-- start --
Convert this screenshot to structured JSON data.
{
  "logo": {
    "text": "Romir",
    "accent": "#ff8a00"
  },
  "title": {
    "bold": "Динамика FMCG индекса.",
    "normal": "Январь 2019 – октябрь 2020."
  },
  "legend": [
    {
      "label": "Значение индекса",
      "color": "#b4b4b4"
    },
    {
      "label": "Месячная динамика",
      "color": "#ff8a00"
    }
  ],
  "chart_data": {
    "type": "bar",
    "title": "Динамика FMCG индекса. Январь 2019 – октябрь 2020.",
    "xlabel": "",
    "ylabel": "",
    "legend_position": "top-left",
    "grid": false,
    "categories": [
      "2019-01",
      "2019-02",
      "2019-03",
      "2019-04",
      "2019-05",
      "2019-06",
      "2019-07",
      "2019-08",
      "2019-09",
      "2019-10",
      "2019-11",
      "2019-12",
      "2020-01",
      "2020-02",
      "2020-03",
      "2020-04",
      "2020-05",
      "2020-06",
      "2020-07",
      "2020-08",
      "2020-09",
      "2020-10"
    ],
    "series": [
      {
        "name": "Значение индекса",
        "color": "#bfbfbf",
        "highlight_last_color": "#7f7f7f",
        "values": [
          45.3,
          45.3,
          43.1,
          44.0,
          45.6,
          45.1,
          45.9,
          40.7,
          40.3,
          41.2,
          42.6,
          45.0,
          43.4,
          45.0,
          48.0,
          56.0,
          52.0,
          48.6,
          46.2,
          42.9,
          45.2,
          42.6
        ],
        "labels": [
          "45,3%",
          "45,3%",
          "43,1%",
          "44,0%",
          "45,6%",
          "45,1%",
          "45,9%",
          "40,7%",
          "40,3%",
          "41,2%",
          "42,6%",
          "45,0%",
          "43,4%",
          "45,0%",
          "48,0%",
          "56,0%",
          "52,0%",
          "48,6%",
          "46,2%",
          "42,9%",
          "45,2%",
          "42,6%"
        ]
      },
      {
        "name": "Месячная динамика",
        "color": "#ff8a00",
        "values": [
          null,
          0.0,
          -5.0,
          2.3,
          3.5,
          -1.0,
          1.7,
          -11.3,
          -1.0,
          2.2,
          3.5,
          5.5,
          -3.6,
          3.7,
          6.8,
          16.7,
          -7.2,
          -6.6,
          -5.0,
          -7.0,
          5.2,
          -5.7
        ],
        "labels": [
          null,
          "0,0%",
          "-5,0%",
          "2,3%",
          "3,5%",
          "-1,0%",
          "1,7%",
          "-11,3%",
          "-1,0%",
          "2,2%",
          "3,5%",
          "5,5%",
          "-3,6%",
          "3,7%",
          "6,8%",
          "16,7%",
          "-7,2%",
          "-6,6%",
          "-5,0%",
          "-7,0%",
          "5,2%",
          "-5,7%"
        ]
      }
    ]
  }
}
-- end --
▸ **Written problem**:
Please reproduce the entire listing, exactly as shown.

▸ **In response**:
Convert this screenshot to structured JSON data.
{
  "logo": {
    "text": "Romir",
    "accent": "#ff8a00"
  },
  "title": {
    "bold": "Динамика FMCG индекса.",
    "normal": "Январь 2019 – октябрь 2020."
  },
  "legend": [
    {
      "label": "Значение индекса",
      "color": "#b4b4b4"
    },
    {
      "label": "Месячная динамика",
      "color": "#ff8a00"
    }
  ],
  "chart_data": {
    "type": "bar",
    "title": "Динамика FMCG индекса. Январь 2019 – октябрь 2020.",
    "xlabel": "",
    "ylabel": "",
    "legend_position": "top-left",
    "grid": false,
    "categories": [
      "2019-01",
      "2019-02",
      "2019-03",
      "2019-04",
      "2019-05",
      "2019-06",
      "2019-07",
      "2019-08",
      "2019-09",
      "2019-10",
      "2019-11",
      "2019-12",
      "2020-01",
      "2020-02",
      "2020-03",
      "2020-04",
      "2020-05",
      "2020-06",
      "2020-07",
      "2020-08",
      "2020-09",
      "2020-10"
    ],
    "series": [
      {
        "name": "Значение индекса",
        "color": "#bfbfbf",
        "highlight_last_color": "#7f7f7f",
        "values": [
          45.3,
          45.3,
          43.1,
          44.0,
          45.6,
          45.1,
          45.9,
          40.7,
          40.3,
          41.2,
          42.6,
          45.0,
          43.4,
          45.0,
          48.0,
          56.0,
          52.0,
          48.6,
          46.2,
          42.9,
          45.2,
          42.6
        ],
        "labels": [
          "45,3%",
          "45,3%",
          "43,1%",
          "44,0%",
          "45,6%",
          "45,1%",
          "45,9%",
          "40,7%",
          "40,3%",
          "41,2%",
          "42,6%",
          "45,0%",
          "43,4%",
          "45,0%",
          "48,0%",
          "56,0%",
          "52,0%",
          "48,6%",
          "46,2%",
          "42,9%",
          "45,2%",
          "42,6%"
        ]
      },
      {
        "name": "Месячная динамика",
        "color": "#ff8a00",
        "values": [
          null,
          0.0,
          -5.0,
          2.3,
          3.5,
          -1.0,
          1.7,
          -11.3,
          -1.0,
          2.2,
          3.5,
          5.5,
          -3.6,
          3.7,
          6.8,
          16.7,
          -7.2,
          -6.6,
          -5.0,
          -7.0,
          5.2,
          -5.7
        ],
        "labels": [
          null,
          "0,0%",
          "-5,0%",
          "2,3%",
          "3,5%",
          "-1,0%",
          "1,7%",
          "-11,3%",
          "-1,0%",
          "2,2%",
          "3,5%",
          "5,5%",
          "-3,6%",
          "3,7%",
          "6,8%",
          "16,7%",
          "-7,2%",
          "-6,6%",
          "-5,0%",
          "-7,0%",
          "5,2%",
          "-5,7%"
        ]
      }
    ]
  }
}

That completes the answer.